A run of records
========
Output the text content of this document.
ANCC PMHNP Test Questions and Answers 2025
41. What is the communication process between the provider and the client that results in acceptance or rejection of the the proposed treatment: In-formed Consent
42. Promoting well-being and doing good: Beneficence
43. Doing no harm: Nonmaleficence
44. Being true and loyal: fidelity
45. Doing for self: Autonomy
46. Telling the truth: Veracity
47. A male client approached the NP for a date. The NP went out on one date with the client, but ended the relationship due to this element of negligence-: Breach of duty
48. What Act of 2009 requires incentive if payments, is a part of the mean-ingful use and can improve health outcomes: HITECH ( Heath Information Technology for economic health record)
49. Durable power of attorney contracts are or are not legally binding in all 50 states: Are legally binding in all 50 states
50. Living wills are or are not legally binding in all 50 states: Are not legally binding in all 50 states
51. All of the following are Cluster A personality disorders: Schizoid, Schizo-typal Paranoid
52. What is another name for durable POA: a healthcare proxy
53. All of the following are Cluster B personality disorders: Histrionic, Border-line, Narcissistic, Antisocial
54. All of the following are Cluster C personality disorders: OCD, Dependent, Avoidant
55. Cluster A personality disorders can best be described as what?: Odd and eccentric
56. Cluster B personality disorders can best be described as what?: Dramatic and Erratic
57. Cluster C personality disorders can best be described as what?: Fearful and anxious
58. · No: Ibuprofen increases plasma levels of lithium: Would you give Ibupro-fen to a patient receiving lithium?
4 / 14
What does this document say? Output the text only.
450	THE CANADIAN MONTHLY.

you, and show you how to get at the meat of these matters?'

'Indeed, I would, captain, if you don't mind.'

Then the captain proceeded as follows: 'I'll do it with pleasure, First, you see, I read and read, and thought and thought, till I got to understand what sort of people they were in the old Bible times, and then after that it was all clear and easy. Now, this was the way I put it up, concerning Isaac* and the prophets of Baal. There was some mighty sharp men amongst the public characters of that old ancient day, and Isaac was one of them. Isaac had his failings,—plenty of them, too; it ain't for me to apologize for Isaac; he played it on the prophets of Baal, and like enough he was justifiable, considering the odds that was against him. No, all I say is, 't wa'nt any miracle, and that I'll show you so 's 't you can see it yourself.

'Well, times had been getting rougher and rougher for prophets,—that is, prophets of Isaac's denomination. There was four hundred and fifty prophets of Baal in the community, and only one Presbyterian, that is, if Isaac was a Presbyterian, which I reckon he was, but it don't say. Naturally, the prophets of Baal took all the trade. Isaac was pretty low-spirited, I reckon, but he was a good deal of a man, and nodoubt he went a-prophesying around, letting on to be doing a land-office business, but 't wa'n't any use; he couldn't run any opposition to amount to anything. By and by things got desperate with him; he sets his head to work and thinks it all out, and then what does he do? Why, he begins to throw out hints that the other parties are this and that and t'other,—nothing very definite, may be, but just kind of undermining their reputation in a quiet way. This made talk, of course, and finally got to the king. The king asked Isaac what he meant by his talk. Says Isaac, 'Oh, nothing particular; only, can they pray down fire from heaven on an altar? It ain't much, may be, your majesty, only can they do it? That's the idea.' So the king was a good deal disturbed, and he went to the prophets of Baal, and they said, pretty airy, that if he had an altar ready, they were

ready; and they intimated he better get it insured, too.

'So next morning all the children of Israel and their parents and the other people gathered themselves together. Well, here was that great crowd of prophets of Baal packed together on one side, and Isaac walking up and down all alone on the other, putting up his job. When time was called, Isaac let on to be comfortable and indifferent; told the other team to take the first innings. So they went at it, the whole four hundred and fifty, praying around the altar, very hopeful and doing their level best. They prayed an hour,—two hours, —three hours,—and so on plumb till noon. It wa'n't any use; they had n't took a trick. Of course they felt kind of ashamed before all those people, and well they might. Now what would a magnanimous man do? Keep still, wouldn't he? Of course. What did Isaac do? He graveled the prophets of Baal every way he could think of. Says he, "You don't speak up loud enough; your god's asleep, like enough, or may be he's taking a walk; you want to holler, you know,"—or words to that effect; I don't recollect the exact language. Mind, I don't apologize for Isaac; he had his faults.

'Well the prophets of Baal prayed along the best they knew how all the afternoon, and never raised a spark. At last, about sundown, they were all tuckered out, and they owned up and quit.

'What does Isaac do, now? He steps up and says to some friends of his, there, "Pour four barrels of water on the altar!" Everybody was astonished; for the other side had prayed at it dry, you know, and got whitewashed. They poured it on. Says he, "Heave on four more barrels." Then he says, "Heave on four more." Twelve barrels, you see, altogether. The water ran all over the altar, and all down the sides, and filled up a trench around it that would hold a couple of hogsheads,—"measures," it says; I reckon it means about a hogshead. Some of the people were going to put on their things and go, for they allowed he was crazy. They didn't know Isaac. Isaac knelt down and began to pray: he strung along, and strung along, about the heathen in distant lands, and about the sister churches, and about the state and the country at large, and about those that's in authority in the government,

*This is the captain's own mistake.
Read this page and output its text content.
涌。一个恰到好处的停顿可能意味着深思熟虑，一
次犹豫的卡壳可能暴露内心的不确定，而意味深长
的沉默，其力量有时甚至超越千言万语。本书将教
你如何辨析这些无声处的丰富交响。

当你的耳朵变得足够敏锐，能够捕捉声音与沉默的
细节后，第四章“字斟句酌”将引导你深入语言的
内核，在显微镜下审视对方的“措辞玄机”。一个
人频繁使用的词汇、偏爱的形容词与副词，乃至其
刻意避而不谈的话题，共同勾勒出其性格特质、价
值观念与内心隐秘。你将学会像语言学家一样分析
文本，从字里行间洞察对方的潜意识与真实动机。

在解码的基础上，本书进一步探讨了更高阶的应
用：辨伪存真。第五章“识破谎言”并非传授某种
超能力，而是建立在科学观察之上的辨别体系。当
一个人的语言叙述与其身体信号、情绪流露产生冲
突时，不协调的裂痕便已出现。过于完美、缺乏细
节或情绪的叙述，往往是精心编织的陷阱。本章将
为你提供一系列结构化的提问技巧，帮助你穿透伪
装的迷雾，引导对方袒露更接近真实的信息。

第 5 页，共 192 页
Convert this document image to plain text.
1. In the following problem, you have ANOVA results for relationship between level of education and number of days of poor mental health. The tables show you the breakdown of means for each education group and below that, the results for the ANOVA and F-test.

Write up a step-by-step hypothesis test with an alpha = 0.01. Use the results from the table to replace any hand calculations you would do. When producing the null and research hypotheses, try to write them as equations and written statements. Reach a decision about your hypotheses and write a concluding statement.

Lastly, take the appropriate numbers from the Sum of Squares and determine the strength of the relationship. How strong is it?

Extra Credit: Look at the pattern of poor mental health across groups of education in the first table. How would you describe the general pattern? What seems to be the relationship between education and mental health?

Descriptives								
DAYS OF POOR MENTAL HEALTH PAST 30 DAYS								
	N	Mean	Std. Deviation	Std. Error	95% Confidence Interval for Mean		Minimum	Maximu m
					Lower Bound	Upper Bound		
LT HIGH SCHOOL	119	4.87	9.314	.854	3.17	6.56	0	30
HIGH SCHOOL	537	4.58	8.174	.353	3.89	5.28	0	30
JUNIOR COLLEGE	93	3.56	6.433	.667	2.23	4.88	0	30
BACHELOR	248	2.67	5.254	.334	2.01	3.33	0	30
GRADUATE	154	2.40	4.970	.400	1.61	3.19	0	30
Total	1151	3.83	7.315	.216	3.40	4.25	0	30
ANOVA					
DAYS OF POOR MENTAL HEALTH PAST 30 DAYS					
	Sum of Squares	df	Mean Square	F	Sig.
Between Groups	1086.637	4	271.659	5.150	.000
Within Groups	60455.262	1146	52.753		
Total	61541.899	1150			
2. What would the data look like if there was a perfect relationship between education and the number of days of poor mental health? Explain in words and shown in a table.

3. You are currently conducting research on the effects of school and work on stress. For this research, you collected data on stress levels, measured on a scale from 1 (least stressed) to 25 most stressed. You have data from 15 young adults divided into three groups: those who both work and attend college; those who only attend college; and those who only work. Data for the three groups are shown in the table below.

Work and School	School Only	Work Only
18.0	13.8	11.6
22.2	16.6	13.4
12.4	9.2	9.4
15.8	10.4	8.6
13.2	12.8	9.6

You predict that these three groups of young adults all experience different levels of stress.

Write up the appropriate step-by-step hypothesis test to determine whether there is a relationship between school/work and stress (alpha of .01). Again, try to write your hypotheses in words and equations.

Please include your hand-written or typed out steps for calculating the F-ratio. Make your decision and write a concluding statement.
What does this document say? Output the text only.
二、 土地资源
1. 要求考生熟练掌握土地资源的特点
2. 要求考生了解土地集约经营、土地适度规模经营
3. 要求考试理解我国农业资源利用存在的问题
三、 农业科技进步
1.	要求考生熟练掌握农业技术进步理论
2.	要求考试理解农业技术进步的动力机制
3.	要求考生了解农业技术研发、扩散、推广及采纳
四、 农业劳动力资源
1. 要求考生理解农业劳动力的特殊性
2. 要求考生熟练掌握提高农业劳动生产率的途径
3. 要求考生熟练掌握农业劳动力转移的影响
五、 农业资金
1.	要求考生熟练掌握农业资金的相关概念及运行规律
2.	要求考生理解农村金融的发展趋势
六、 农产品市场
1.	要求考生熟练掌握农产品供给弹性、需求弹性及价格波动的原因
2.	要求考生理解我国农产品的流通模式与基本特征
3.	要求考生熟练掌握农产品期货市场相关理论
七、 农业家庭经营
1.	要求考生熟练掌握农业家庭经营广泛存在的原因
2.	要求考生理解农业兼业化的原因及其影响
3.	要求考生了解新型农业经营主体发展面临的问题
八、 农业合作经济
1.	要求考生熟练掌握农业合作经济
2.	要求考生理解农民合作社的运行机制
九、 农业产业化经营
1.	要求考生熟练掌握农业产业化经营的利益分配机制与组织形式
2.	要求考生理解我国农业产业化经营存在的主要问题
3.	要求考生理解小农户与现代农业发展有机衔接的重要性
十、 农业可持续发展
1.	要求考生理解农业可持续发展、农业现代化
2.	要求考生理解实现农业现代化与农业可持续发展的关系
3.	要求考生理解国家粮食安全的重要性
========
§ Task directions: Looking at the listing above, how many of its lines contain the string "written"? Give the number alone.

§ Exercise output: 2